Work to be completed —
Review the listing and copy each line that holds the word "image".

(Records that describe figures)
========================
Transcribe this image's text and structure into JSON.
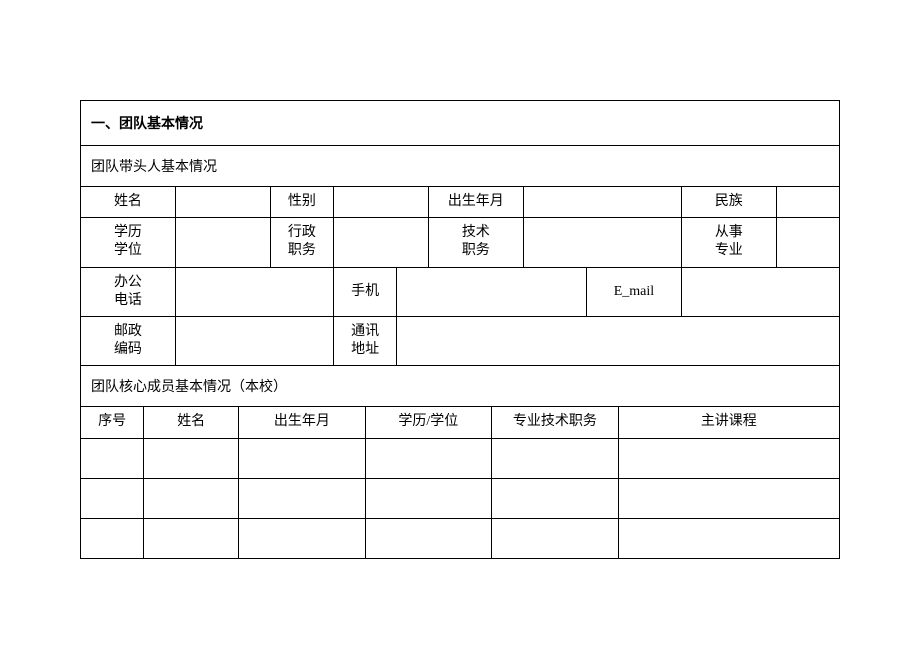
{
  "section1": {
    "title": "一、团队基本情况",
    "leader": {
      "heading": "团队带头人基本情况",
      "labels": {
        "name": "姓名",
        "gender": "性别",
        "birth": "出生年月",
        "ethnicity": "民族",
        "education": "学历\n学位",
        "admin_position": "行政\n职务",
        "tech_position": "技术\n职务",
        "field": "从事\n专业",
        "office_phone": "办公\n电话",
        "mobile": "手机",
        "email": "E_mail",
        "postal_code": "邮政\n编码",
        "address": "通讯\n地址"
      },
      "values": {
        "name": "",
        "gender": "",
        "birth": "",
        "ethnicity": "",
        "education": "",
        "admin_position": "",
        "tech_position": "",
        "field": "",
        "office_phone": "",
        "mobile": "",
        "email": "",
        "postal_code": "",
        "address": ""
      }
    },
    "members": {
      "heading": "团队核心成员基本情况（本校）",
      "columns": {
        "seq": "序号",
        "name": "姓名",
        "birth": "出生年月",
        "education": "学历/学位",
        "title": "专业技术职务",
        "course": "主讲课程"
      },
      "rows": [
        {
          "seq": "",
          "name": "",
          "birth": "",
          "education": "",
          "title": "",
          "course": ""
        },
        {
          "seq": "",
          "name": "",
          "birth": "",
          "education": "",
          "title": "",
          "course": ""
        },
        {
          "seq": "",
          "name": "",
          "birth": "",
          "education": "",
          "title": "",
          "course": ""
        }
      ]
    }
  }
}
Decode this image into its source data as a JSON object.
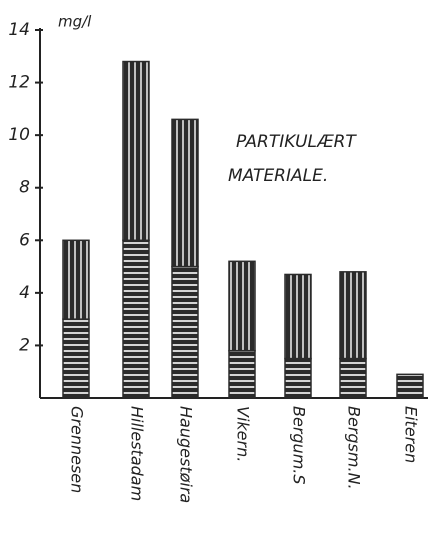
{
  "chart_data": {
    "type": "bar",
    "stacked": true,
    "title": [
      "PARTIKULÆRT",
      "MATERIALE."
    ],
    "y_unit": "mg/l",
    "categories": [
      "Grennesen",
      "Hillestadam",
      "Haugestøira",
      "Vikern.",
      "Bergum.S",
      "Bergsm.N.",
      "Eiteren"
    ],
    "series": [
      {
        "color": "#2b2b2b",
        "pattern": "horizontal",
        "values": [
          3,
          6,
          5,
          1.8,
          1.5,
          1.5,
          0.9
        ]
      },
      {
        "color": "#2b2b2b",
        "pattern": "vertical",
        "values": [
          3,
          6.8,
          5.6,
          3.4,
          3.2,
          3.3,
          null
        ]
      }
    ],
    "ylim": [
      0,
      14
    ],
    "yticks": [
      2,
      4,
      6,
      8,
      10,
      12,
      14
    ]
  }
}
========================
Right answer —
Transcribe this image's text and structure into JSON.
Decode this image into its source data as a JSON object.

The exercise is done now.